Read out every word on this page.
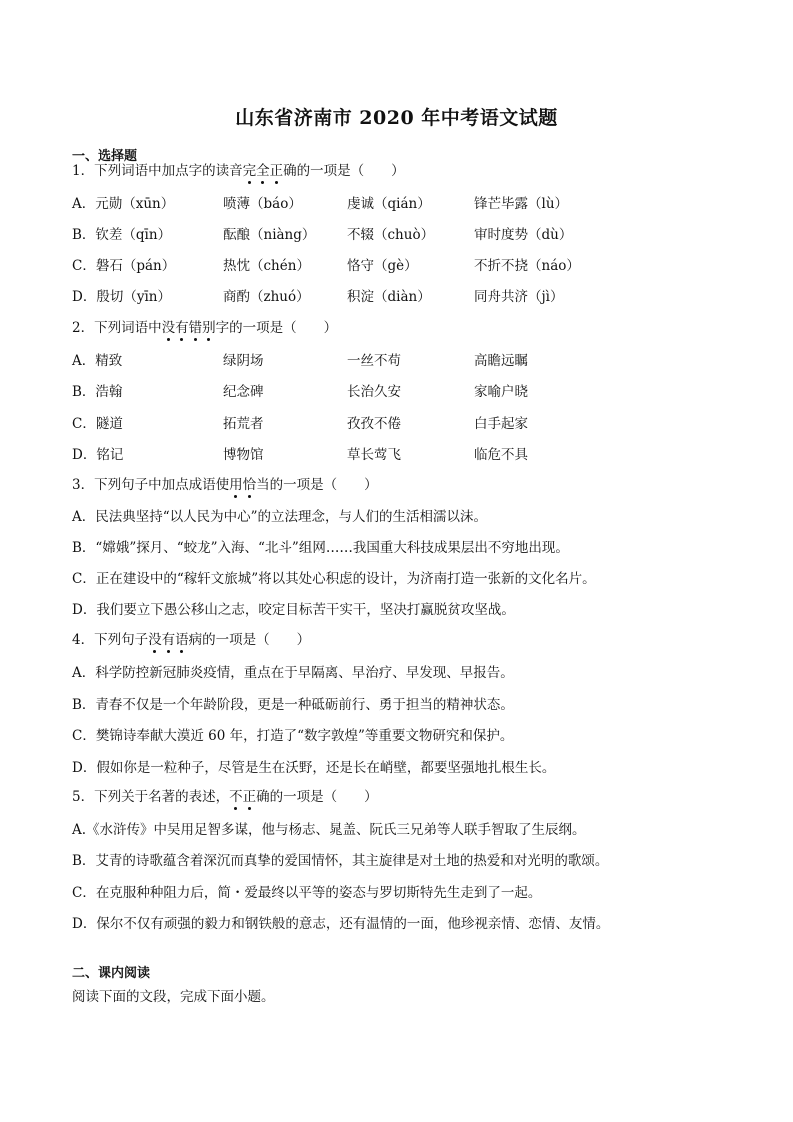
山东省济南市 2020 年中考语文试题
一、选择题
1．下列词语中加点字的读音完全正确的一项是（　　）
A．元勋（xūn）	喷薄（báo）	虔诚（qián）	锋芒毕露（lù）
B．钦差（qīn）	酝酿（niàng） 不辍（chuò）	审时度势（dù）
C．磐石（pán）	热忱（chén）	恪守（gè）	不折不挠（náo）
D．殷切（yīn）	商酌（zhuó）	积淀（diàn）	同舟共济（jì）
2．下列词语中没有错别字的一项是（　　）
A．精致	绿阴场	一丝不苟	高瞻远瞩
B．浩翰	纪念碑	长治久安	家喻户晓
C．隧道	拓荒者	孜孜不倦	白手起家
D．铭记	博物馆	草长莺飞	临危不具
3．下列句子中加点成语使用恰当的一项是（　　）
A．民法典坚持“以人民为中心”的立法理念，与人们的生活相濡以沫。
B．“嫦娥”探月、“蛟龙”入海、“北斗”组网……我国重大科技成果层出不穷地出现。
C．正在建设中的“稼轩文旅城”将以其处心积虑的设计，为济南打造一张新的文化名片。
D．我们要立下愚公移山之志，咬定目标苦干实干，坚决打赢脱贫攻坚战。
4．下列句子没有语病的一项是（　　）
A．科学防控新冠肺炎疫情，重点在于早隔离、早治疗、早发现、早报告。
B．青春不仅是一个年龄阶段，更是一种砥砺前行、勇于担当的精神状态。
C．樊锦诗奉献大漠近 60 年，打造了“数字敦煌”等重要文物研究和保护。
D．假如你是一粒种子，尽管是生在沃野，还是长在峭壁，都要坚强地扎根生长。
5．下列关于名著的表述，不正确的一项是（　　）
A.《水浒传》中吴用足智多谋，他与杨志、晁盖、阮氏三兄弟等人联手智取了生辰纲。
B．艾青的诗歌蕴含着深沉而真挚的爱国情怀，其主旋律是对土地的热爱和对光明的歌颂。
C．在克服种种阻力后，简・爱最终以平等的姿态与罗切斯特先生走到了一起。
D．保尔不仅有顽强的毅力和钢铁般的意志，还有温情的一面，他珍视亲情、恋情、友情。
二、课内阅读
阅读下面的文段，完成下面小题。
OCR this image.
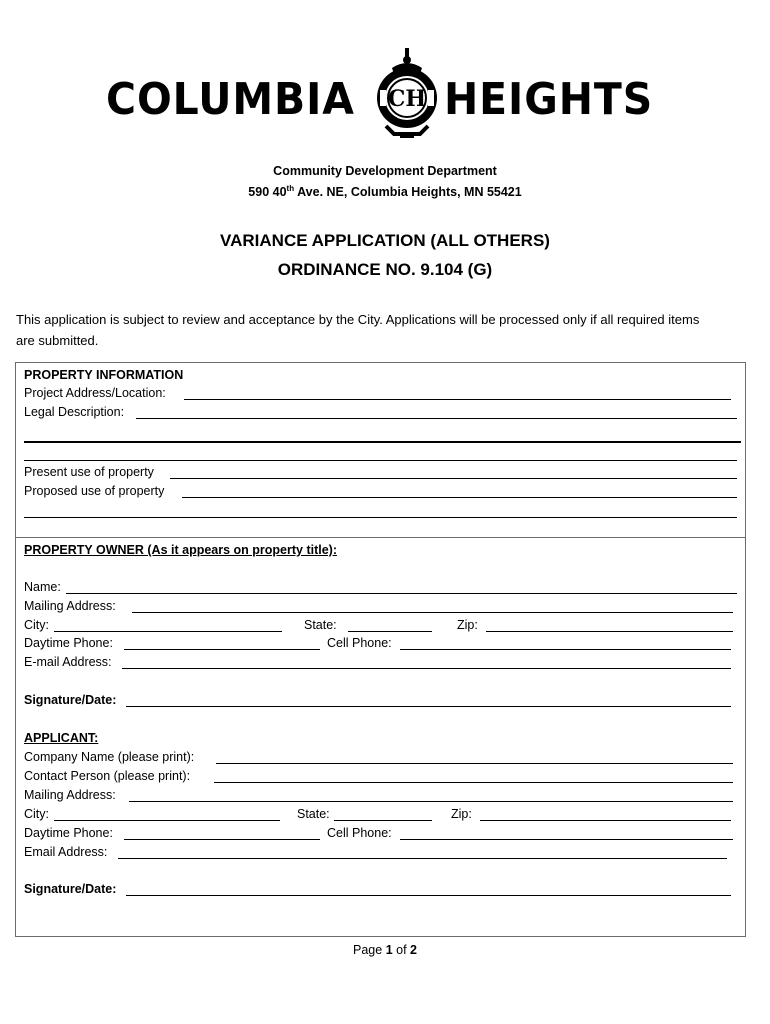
COLUMBIA CH HEIGHTS
Community Development Department
590 40th Ave. NE, Columbia Heights, MN 55421
VARIANCE APPLICATION (ALL OTHERS)
ORDINANCE NO. 9.104 (G)
This application is subject to review and acceptance by the City. Applications will be processed only if all required items are submitted.
PROPERTY INFORMATION
Project Address/Location:
Legal Description:
Present use of property
Proposed use of property
PROPERTY OWNER (As it appears on property title):
Name:
Mailing Address:
City:	State:	Zip:
Daytime Phone:	Cell Phone:
E-mail Address:
Signature/Date:
APPLICANT:
Company Name (please print):
Contact Person (please print):
Mailing Address:
City:	State:	Zip:
Daytime Phone:	Cell Phone:
Email Address:
Signature/Date:
Page 1 of 2
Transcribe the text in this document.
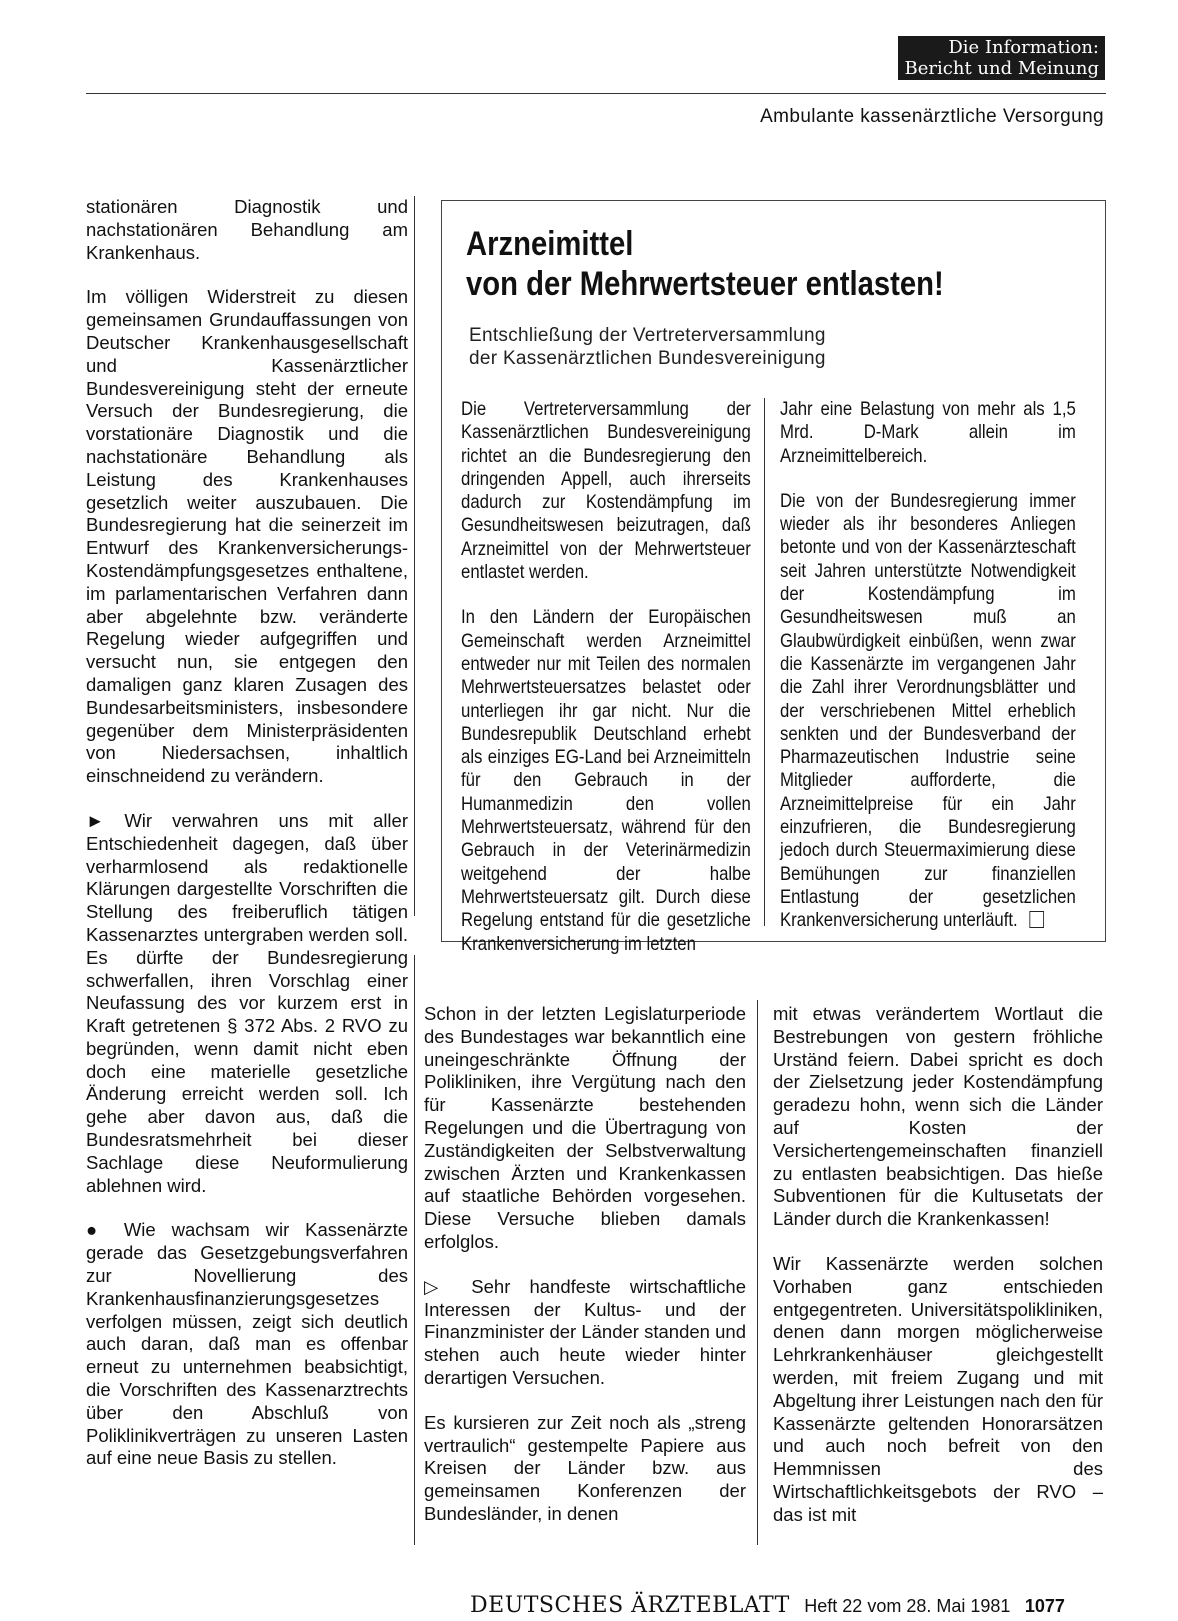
Die Information:
Bericht und Meinung
Ambulante kassenärztliche Versorgung

stationären Diagnostik und nachstationären Behandlung am Krankenhaus.

Im völligen Widerstreit zu diesen gemeinsamen Grundauffassungen von Deutscher Krankenhausgesellschaft und Kassenärztlicher Bundesvereinigung steht der erneute Versuch der Bundesregierung, die vorstationäre Diagnostik und die nachstationäre Behandlung als Leistung des Krankenhauses gesetzlich weiter auszubauen. Die Bundesregierung hat die seinerzeit im Entwurf des Krankenversicherungs-Kostendämpfungsgesetzes enthaltene, im parlamentarischen Verfahren dann aber abgelehnte bzw. veränderte Regelung wieder aufgegriffen und versucht nun, sie entgegen den damaligen ganz klaren Zusagen des Bundesarbeitsministers, insbesondere gegenüber dem Ministerpräsidenten von Niedersachsen, inhaltlich einschneidend zu verändern.

► Wir verwahren uns mit aller Entschiedenheit dagegen, daß über verharmlosend als redaktionelle Klärungen dargestellte Vorschriften die Stellung des freiberuflich tätigen Kassenarztes untergraben werden soll. Es dürfte der Bundesregierung schwerfallen, ihren Vorschlag einer Neufassung des vor kurzem erst in Kraft getretenen § 372 Abs. 2 RVO zu begründen, wenn damit nicht eben doch eine materielle gesetzliche Änderung erreicht werden soll. Ich gehe aber davon aus, daß die Bundesratsmehrheit bei dieser Sachlage diese Neuformulierung ablehnen wird.

● Wie wachsam wir Kassenärzte gerade das Gesetzgebungsverfahren zur Novellierung des Krankenhausfinanzierungsgesetzes verfolgen müssen, zeigt sich deutlich auch daran, daß man es offenbar erneut zu unternehmen beabsichtigt, die Vorschriften des Kassenarztrechts über den Abschluß von Poliklinikverträgen zu unseren Lasten auf eine neue Basis zu stellen.

Arzneimittel
von der Mehrwertsteuer entlasten!
Entschließung der Vertreterversammlung
der Kassenärztlichen Bundesvereinigung

Die Vertreterversammlung der Kassenärztlichen Bundesvereinigung richtet an die Bundesregierung den dringenden Appell, auch ihrerseits dadurch zur Kostendämpfung im Gesundheitswesen beizutragen, daß Arzneimittel von der Mehrwertsteuer entlastet werden.

In den Ländern der Europäischen Gemeinschaft werden Arzneimittel entweder nur mit Teilen des normalen Mehrwertsteuersatzes belastet oder unterliegen ihr gar nicht. Nur die Bundesrepublik Deutschland erhebt als einziges EG-Land bei Arzneimitteln für den Gebrauch in der Humanmedizin den vollen Mehrwertsteuersatz, während für den Gebrauch in der Veterinärmedizin weitgehend der halbe Mehrwertsteuersatz gilt. Durch diese Regelung entstand für die gesetzliche Krankenversicherung im letzten

Jahr eine Belastung von mehr als 1,5 Mrd. D-Mark allein im Arzneimittelbereich.

Die von der Bundesregierung immer wieder als ihr besonderes Anliegen betonte und von der Kassenärzteschaft seit Jahren unterstützte Notwendigkeit der Kostendämpfung im Gesundheitswesen muß an Glaubwürdigkeit einbüßen, wenn zwar die Kassenärzte im vergangenen Jahr die Zahl ihrer Verordnungsblätter und der verschriebenen Mittel erheblich senkten und der Bundesverband der Pharmazeutischen Industrie seine Mitglieder aufforderte, die Arzneimittelpreise für ein Jahr einzufrieren, die Bundesregierung jedoch durch Steuermaximierung diese Bemühungen zur finanziellen Entlastung der gesetzlichen Krankenversicherung unterläuft.

Schon in der letzten Legislaturperiode des Bundestages war bekanntlich eine uneingeschränkte Öffnung der Polikliniken, ihre Vergütung nach den für Kassenärzte bestehenden Regelungen und die Übertragung von Zuständigkeiten der Selbstverwaltung zwischen Ärzten und Krankenkassen auf staatliche Behörden vorgesehen. Diese Versuche blieben damals erfolglos.

▷ Sehr handfeste wirtschaftliche Interessen der Kultus- und der Finanzminister der Länder standen und stehen auch heute wieder hinter derartigen Versuchen.

Es kursieren zur Zeit noch als „streng vertraulich“ gestempelte Papiere aus Kreisen der Länder bzw. aus gemeinsamen Konferenzen der Bundesländer, in denen

mit etwas verändertem Wortlaut die Bestrebungen von gestern fröhliche Urständ feiern. Dabei spricht es doch der Zielsetzung jeder Kostendämpfung geradezu hohn, wenn sich die Länder auf Kosten der Versichertengemeinschaften finanziell zu entlasten beabsichtigen. Das hieße Subventionen für die Kultusetats der Länder durch die Krankenkassen!

Wir Kassenärzte werden solchen Vorhaben ganz entschieden entgegentreten. Universitätspolikliniken, denen dann morgen möglicherweise Lehrkrankenhäuser gleichgestellt werden, mit freiem Zugang und mit Abgeltung ihrer Leistungen nach den für Kassenärzte geltenden Honorarsätzen und auch noch befreit von den Hemmnissen des Wirtschaftlichkeitsgebots der RVO – das ist mit

DEUTSCHES ÄRZTEBLATT Heft 22 vom 28. Mai 1981 1077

* **AIM**
Pick each line holding the word "Vertreterversammlung" out of the listing.

* **EXERCISE RESULT**
Entschließung der Vertreterversammlung
Die Vertreterversammlung der Kassenärztlichen Bundesvereinigung richtet an die Bundesregierung den dringenden Appell, auch ihrerseits dadurch zur Kostendämpfung im Gesundheitswesen beizutragen, daß Arzneimittel von der Mehrwertsteuer entlastet werden.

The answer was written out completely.